▶ Problem:
Print exactly the lines from the one containing "Extract the structured" through the last line of the records below, both included, and nothing else; omit any pictures.

━━ Supplied data

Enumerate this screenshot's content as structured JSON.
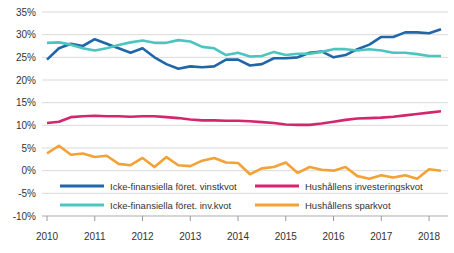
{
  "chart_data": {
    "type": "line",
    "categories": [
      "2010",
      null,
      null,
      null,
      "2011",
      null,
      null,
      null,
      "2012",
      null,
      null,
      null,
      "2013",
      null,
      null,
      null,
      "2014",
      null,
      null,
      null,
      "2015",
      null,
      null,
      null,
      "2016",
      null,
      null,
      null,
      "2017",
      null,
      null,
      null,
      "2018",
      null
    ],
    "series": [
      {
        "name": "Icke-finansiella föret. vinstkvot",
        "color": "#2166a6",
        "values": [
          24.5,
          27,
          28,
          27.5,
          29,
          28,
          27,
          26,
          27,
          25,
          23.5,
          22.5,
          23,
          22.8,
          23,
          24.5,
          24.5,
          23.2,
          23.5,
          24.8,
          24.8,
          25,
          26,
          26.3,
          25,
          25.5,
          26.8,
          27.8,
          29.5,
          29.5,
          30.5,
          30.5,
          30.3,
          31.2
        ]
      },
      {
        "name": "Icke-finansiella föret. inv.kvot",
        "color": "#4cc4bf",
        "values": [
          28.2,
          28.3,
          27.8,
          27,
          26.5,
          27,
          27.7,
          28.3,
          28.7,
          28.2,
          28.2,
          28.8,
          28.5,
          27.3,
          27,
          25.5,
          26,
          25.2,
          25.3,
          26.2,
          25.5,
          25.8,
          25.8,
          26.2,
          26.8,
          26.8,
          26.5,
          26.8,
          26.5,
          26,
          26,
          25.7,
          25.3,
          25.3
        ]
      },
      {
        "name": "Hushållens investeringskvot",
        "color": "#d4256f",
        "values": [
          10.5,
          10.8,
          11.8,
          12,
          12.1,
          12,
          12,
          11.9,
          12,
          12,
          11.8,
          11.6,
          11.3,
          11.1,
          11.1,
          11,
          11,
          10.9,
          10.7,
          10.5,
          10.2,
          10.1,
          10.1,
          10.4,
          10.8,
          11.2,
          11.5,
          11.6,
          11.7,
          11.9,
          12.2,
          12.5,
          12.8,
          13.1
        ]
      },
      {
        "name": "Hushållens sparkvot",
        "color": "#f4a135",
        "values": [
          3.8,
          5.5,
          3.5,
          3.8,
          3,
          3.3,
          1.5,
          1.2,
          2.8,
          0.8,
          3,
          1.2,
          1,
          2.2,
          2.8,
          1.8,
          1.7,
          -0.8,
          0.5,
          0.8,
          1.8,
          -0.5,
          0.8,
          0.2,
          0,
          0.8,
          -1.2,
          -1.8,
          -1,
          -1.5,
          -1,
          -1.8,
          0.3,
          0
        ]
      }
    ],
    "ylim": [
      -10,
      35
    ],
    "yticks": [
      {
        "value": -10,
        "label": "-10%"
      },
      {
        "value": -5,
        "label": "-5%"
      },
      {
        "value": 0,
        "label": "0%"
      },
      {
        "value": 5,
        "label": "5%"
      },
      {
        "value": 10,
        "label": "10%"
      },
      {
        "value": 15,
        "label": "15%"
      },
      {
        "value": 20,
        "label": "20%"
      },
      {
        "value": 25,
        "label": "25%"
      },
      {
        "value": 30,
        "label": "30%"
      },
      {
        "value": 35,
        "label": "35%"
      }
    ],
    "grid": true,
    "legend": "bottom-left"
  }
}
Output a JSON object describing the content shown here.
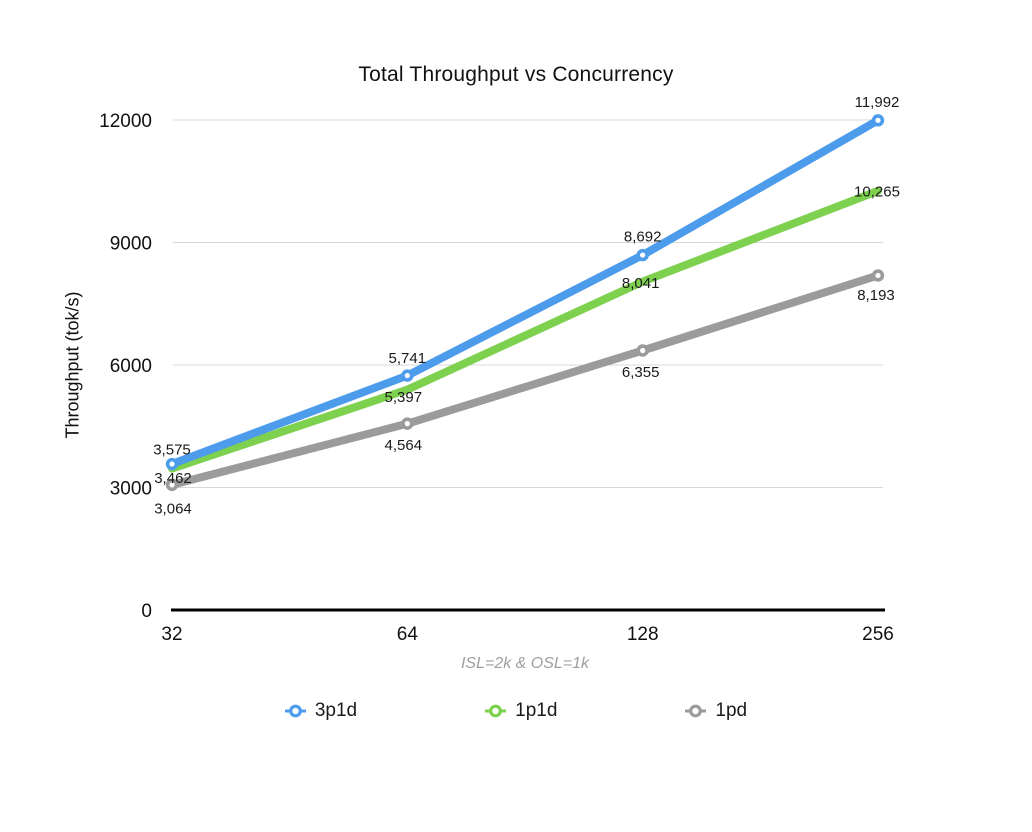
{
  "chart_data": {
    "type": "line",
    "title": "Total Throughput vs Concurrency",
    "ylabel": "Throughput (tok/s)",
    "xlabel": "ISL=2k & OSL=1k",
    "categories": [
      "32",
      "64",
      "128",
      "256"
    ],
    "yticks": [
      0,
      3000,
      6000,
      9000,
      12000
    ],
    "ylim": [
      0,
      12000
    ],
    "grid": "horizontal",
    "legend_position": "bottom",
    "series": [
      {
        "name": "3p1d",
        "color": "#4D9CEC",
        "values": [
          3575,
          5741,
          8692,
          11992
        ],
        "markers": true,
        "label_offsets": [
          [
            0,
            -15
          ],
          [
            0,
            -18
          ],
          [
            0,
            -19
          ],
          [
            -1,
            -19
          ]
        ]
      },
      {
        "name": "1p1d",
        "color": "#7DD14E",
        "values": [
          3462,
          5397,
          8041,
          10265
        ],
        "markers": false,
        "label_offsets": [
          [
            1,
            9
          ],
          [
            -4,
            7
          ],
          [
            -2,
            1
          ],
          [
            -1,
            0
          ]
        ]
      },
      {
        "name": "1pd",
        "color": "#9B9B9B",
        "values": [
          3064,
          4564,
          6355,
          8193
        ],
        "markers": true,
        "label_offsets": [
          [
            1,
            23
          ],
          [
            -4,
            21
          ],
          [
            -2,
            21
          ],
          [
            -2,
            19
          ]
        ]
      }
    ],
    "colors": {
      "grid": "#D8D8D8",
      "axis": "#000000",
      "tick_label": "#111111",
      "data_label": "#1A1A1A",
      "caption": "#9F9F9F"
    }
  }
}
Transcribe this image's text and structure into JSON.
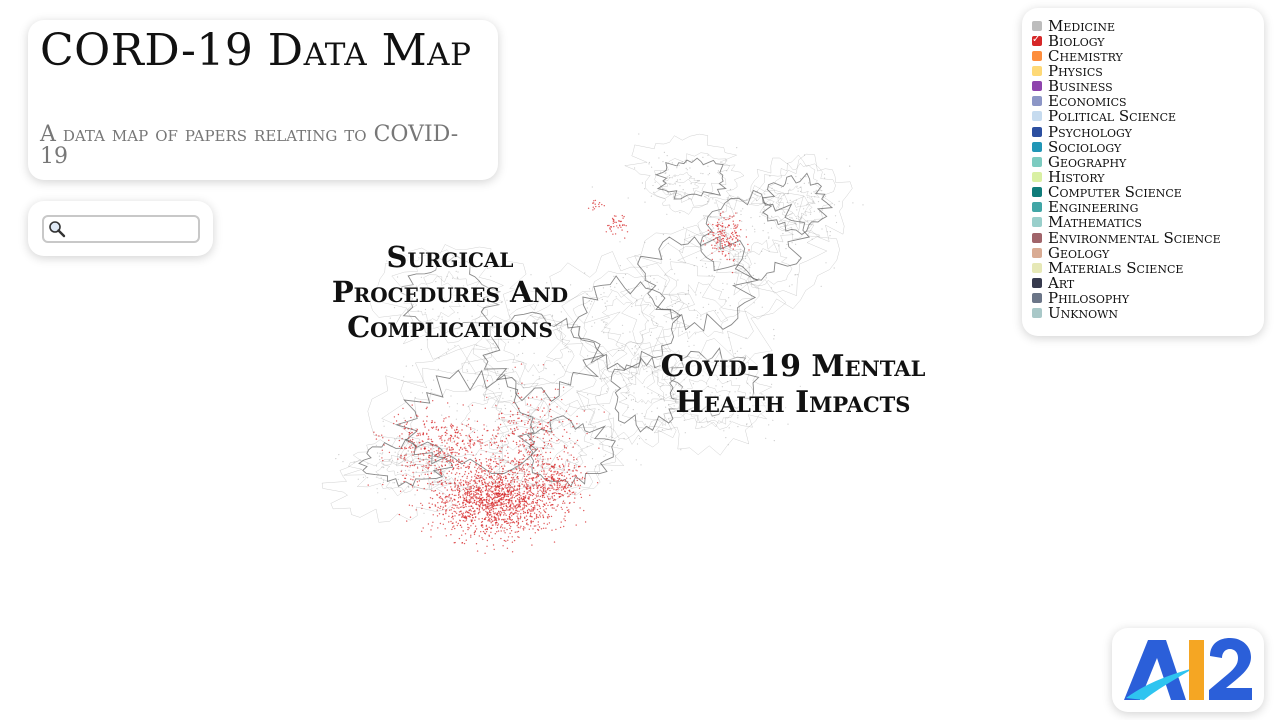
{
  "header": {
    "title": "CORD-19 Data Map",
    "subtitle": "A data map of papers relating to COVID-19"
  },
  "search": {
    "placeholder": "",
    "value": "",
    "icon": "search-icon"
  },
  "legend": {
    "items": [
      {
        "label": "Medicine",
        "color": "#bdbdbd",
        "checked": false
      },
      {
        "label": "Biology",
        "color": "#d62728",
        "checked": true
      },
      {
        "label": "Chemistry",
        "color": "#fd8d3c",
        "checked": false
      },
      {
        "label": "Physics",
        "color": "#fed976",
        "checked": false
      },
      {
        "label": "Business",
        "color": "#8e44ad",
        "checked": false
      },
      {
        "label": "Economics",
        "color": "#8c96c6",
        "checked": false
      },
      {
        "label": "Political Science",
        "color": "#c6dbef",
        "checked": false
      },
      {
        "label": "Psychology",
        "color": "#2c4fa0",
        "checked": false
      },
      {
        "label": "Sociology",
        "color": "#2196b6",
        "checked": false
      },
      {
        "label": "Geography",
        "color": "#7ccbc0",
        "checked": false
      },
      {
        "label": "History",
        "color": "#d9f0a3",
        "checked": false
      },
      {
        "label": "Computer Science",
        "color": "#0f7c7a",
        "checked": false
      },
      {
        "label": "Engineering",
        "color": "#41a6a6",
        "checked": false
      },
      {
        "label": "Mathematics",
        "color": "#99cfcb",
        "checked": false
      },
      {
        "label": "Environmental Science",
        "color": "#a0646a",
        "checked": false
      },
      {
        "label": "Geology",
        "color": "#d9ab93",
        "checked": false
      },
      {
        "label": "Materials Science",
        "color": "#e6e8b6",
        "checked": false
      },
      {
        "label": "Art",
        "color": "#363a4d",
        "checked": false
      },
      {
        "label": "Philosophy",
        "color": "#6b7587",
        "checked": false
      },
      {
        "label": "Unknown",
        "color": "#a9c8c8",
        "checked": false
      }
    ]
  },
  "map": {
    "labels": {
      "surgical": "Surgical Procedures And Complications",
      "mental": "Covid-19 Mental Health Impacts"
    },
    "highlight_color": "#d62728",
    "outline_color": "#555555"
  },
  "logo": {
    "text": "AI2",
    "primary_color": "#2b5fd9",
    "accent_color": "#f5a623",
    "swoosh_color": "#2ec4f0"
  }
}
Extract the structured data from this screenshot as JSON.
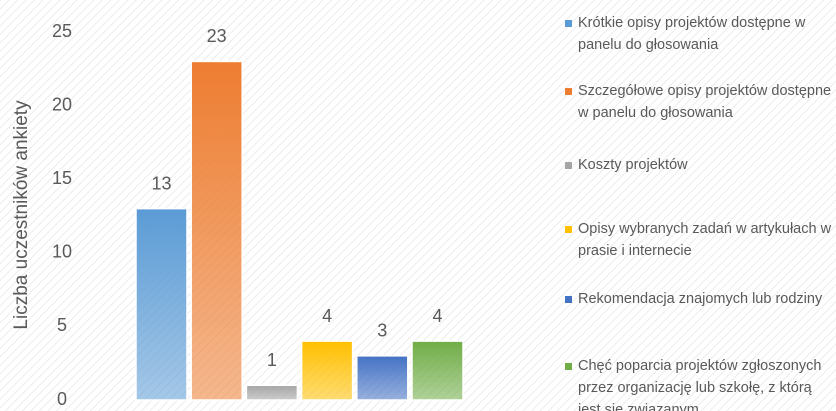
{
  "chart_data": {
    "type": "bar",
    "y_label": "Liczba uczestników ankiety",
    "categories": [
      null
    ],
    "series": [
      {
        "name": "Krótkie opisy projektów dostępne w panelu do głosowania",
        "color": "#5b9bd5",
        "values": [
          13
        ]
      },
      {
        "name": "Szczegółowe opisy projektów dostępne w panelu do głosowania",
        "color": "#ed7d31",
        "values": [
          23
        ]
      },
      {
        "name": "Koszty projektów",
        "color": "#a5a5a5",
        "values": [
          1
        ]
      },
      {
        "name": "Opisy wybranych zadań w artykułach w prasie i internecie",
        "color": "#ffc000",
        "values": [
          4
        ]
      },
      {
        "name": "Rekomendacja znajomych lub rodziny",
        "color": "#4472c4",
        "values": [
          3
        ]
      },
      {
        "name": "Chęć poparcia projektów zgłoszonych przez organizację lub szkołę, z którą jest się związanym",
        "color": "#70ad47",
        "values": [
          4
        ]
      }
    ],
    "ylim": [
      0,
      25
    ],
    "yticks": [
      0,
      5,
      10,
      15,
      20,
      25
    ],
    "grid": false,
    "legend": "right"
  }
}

━━━━

▶ Solution for this problem:
Extract the structured data from this screenshot as JSON.
{
  "chart_data": {
    "type": "bar",
    "y_label": "Liczba uczestników ankiety",
    "categories": [
      null
    ],
    "series": [
      {
        "name": "Krótkie opisy projektów dostępne w panelu do głosowania",
        "color": "#5b9bd5",
        "values": [
          13
        ]
      },
      {
        "name": "Szczegółowe opisy projektów dostępne w panelu do głosowania",
        "color": "#ed7d31",
        "values": [
          23
        ]
      },
      {
        "name": "Koszty projektów",
        "color": "#a5a5a5",
        "values": [
          1
        ]
      },
      {
        "name": "Opisy wybranych zadań w artykułach w prasie i internecie",
        "color": "#ffc000",
        "values": [
          4
        ]
      },
      {
        "name": "Rekomendacja znajomych lub rodziny",
        "color": "#4472c4",
        "values": [
          3
        ]
      },
      {
        "name": "Chęć poparcia projektów zgłoszonych przez organizację lub szkołę, z którą jest się związanym",
        "color": "#70ad47",
        "values": [
          4
        ]
      }
    ],
    "ylim": [
      0,
      25
    ],
    "yticks": [
      0,
      5,
      10,
      15,
      20,
      25
    ],
    "grid": false,
    "legend": "right"
  }
}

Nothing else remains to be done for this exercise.